## Exercise description
Copy out each line of the material below that holds the string "Introduction".

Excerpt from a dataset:
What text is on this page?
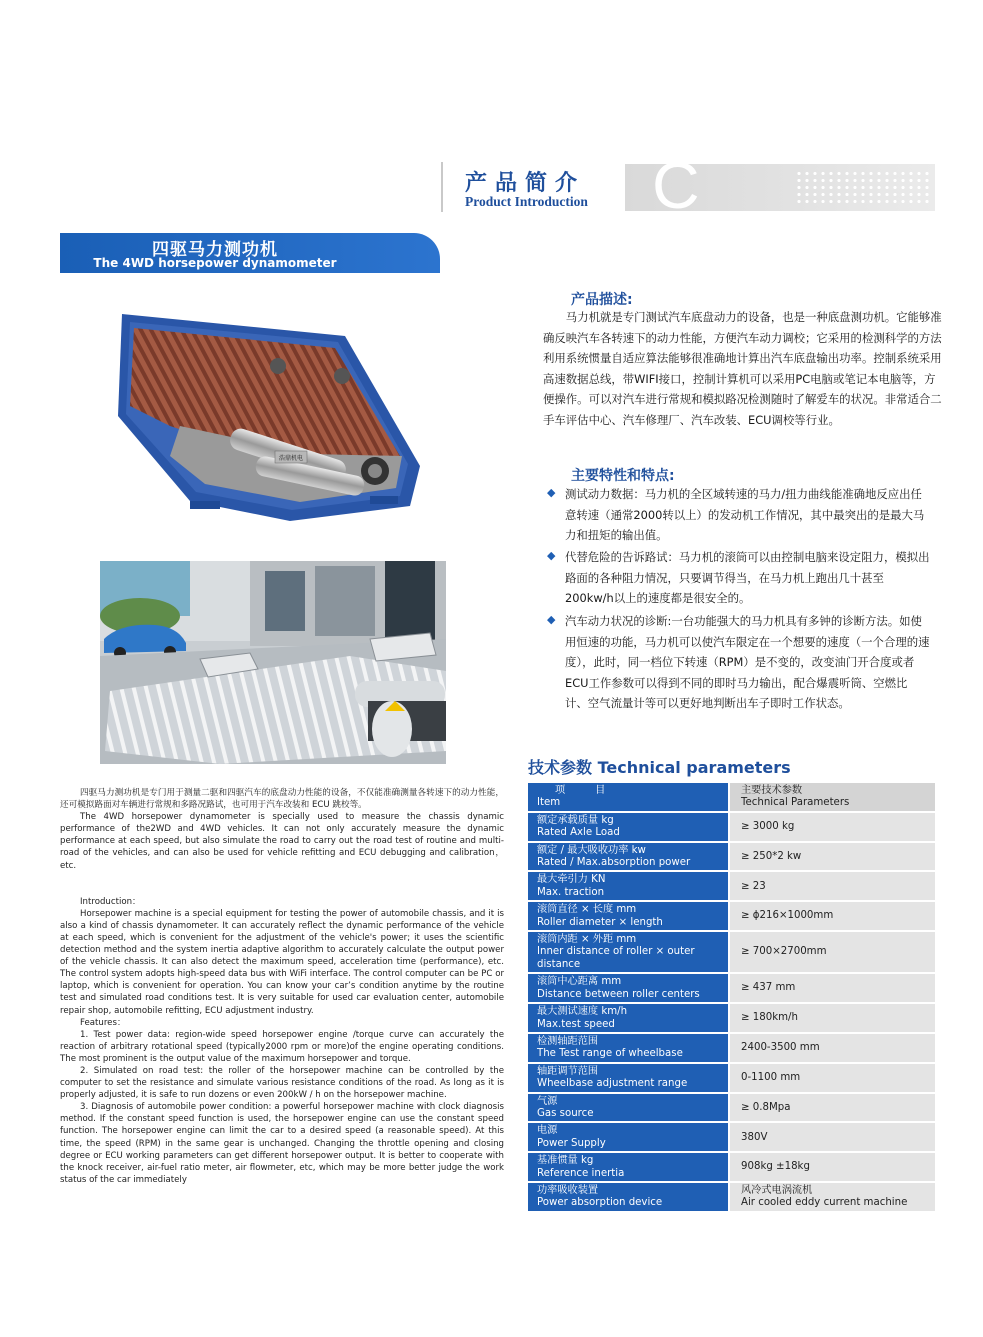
产品简介
Product Introduction C
四驱马力测功机
The 4WD horsepower dynamometer
浩鼎机电
产品描述:
马力机就是专门测试汽车底盘动力的设备，也是一种底盘测功机。它能够准确反映汽车各转速下的动力性能，方便汽车动力调校；它采用的检测科学的方法利用系统惯量自适应算法能够很准确地计算出汽车底盘输出功率。控制系统采用高速数据总线，带WIFI接口，控制计算机可以采用PC电脑或笔记本电脑等，方便操作。可以对汽车进行常规和模拟路况检测随时了解爱车的状况。非常适合二手车评估中心、汽车修理厂、汽车改装、ECU调校等行业。
主要特性和特点:
◆ 测试动力数据：马力机的全区域转速的马力/扭力曲线能准确地反应出任意转速（通常2000转以上）的发动机工作情况，其中最突出的是最大马力和扭矩的输出值。
◆ 代替危险的告诉路试：马力机的滚筒可以由控制电脑来设定阻力，模拟出路面的各种阻力情况，只要调节得当，在马力机上跑出几十甚至200kw/h以上的速度都是很安全的。
◆ 汽车动力状况的诊断:一台功能强大的马力机具有多钟的诊断方法。如使用恒速的功能，马力机可以使汽车限定在一个想要的速度（一个合理的速度），此时，同一档位下转速（RPM）是不变的，改变油门开合度或者ECU工作参数可以得到不同的即时马力输出，配合爆震听筒、空燃比计、空气流量计等可以更好地判断出车子即时工作状态。
技术参数 Technical parameters
项目
Item
主要技术参数
Technical Parameters
额定承载质量 kg
Rated Axle Load
≥ 3000 kg
额定 / 最大吸收功率 kw
Rated / Max.absorption power
≥ 250*2 kw
最大牵引力 KN
Max. traction
≥ 23
滚筒直径 × 长度 mm
Roller diameter × length
≥ ϕ216×1000mm
滚筒内距 × 外距 mm
Inner distance of roller × outer distance
≥ 700×2700mm
滚筒中心距离 mm
Distance between roller centers
≥ 437 mm
最大测试速度 km/h
Max.test speed
≥ 180km/h
检测轴距范围
The Test range of wheelbase
2400-3500 mm
轴距调节范围
Wheelbase adjustment range
0-1100 mm
气源
Gas source
≥ 0.8Mpa
电源
Power Supply
380V
基准惯量 kg
Reference inertia
908kg ±18kg
功率吸收装置
Power absorption device
风冷式电涡流机
Air cooled eddy current machine

四驱马力测功机是专门用于测量二驱和四驱汽车的底盘动力性能的设备，不仅能准确测量各转速下的动力性能，还可模拟路面对车辆进行常规和多路况路试，也可用于汽车改装和 ECU 跳校等。

The 4WD horsepower dynamometer is specially used to measure the chassis dynamic performance of the2WD and 4WD vehicles. It can not only accurately measure the dynamic performance at each speed, but also simulate the road to carry out the road test of routine and multi-road of the vehicles, and can also be used for vehicle refitting and ECU debugging and calibration，etc.

Introduction：

Horsepower machine is a special equipment for testing the power of automobile chassis, and it is also a kind of chassis dynamometer. It can accurately reflect the dynamic performance of the vehicle at each speed, which is convenient for the adjustment of the vehicle's power; it uses the scientific detection method and the system inertia adaptive algorithm to accurately calculate the output power of the vehicle chassis. It can also detect the maximum speed, acceleration time (performance), etc. The control system adopts high-speed data bus with WiFi interface. The control computer can be PC or laptop, which is convenient for operation. You can know your car’s condition anytime by the routine test and simulated road conditions test. It is very suitable for used car evaluation center, automobile repair shop, automobile refitting, ECU adjustment industry.

Features：

1. Test power data: region-wide speed horsepower engine /torque curve can accurately the reaction of arbitrary rotational speed (typically2000 rpm or more)of the engine operating conditions. The most prominent is the output value of the maximum horsepower and torque.

2. Simulated on road test: the roller of the horsepower machine can be controlled by the computer to set the resistance and simulate various resistance conditions of the road. As long as it is properly adjusted, it is safe to run dozens or even 200kW / h on the horsepower machine.

3. Diagnosis of automobile power condition: a powerful horsepower machine with clock diagnosis method. If the constant speed function is used, the horsepower engine can use the constant speed function. The horsepower engine can limit the car to a desired speed (a reasonable speed). At this time, the speed (RPM) in the same gear is unchanged. Changing the throttle opening and closing degree or ECU working parameters can get different horsepower output. It is better to cooperate with the knock receiver, air-fuel ratio meter, air flowmeter, etc, which may be more better judge the work status of the car immediately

## Solution to the exercise
Product Introduction C
Introduction：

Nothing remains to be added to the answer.